Task brief -> Can you find the lines of the listing that include "document" and copy every one?

Given records ->
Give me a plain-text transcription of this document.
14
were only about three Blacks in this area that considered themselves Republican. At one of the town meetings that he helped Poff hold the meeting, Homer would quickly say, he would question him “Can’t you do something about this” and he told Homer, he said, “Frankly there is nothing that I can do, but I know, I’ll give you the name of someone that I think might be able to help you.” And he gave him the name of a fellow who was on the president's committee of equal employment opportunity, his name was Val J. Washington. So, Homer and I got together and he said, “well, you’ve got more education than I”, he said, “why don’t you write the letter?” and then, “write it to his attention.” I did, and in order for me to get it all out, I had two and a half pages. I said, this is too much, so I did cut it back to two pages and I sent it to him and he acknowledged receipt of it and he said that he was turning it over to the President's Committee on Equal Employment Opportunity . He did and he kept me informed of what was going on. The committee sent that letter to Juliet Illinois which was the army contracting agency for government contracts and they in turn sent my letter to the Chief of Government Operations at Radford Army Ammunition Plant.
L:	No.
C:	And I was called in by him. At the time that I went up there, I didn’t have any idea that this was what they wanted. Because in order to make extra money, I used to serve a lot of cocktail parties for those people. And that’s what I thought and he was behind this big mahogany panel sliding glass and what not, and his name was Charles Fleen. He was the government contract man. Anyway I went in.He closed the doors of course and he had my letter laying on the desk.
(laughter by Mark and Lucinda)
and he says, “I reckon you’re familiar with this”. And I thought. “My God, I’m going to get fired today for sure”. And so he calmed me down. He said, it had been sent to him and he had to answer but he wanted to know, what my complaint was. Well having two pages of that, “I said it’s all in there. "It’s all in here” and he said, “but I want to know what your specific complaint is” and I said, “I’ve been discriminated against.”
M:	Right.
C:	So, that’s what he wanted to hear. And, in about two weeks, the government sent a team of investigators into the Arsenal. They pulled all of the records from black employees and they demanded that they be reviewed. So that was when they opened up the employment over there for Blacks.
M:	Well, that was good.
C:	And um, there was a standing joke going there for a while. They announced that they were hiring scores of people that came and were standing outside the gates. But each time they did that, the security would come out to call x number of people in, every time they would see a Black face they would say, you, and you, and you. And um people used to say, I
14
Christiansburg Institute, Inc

...

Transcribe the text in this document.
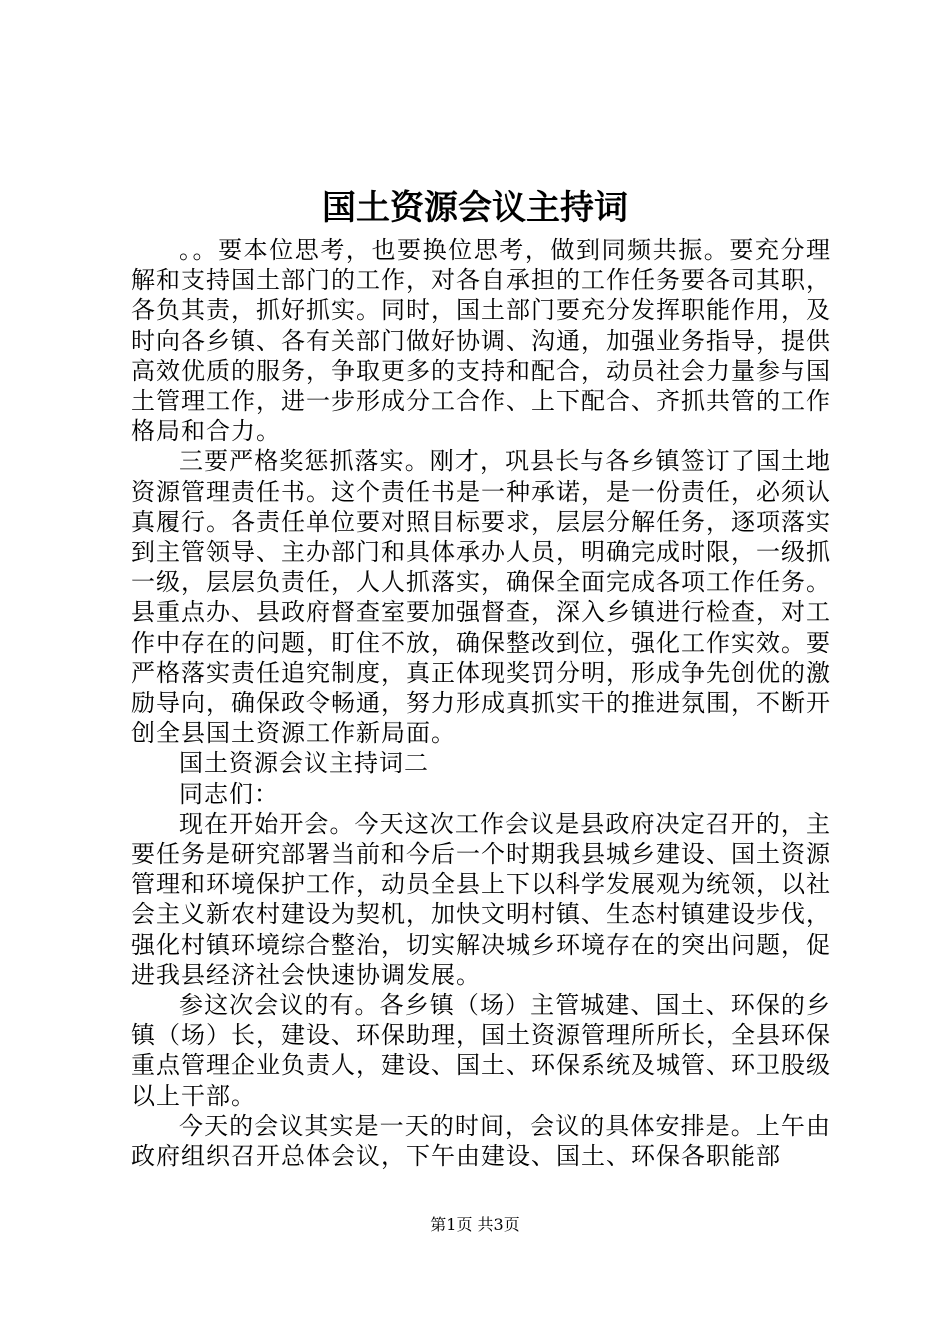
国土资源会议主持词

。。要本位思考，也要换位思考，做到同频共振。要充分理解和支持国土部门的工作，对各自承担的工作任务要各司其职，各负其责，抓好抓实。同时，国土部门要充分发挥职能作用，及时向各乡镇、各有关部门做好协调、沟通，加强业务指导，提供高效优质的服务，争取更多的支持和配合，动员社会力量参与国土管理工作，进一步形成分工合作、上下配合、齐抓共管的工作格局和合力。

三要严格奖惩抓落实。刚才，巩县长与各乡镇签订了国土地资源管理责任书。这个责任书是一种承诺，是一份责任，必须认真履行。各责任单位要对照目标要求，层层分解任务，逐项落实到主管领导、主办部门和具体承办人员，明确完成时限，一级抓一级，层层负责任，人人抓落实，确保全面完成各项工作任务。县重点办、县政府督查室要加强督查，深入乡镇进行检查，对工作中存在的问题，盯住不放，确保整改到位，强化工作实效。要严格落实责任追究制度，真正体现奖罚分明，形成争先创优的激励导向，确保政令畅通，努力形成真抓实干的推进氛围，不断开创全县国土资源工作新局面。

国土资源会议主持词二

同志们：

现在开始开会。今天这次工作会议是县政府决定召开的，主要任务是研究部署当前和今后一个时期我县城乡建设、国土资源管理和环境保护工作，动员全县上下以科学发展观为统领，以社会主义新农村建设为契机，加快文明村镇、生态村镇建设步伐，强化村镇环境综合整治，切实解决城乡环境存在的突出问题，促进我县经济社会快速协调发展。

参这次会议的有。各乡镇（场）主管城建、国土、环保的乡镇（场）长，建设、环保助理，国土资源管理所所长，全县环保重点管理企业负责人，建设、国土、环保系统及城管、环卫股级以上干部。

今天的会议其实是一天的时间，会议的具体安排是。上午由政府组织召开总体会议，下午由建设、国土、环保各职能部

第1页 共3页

Answer in full ->
Give me a plain-text transcription of this document.
Transcribe the text in this document.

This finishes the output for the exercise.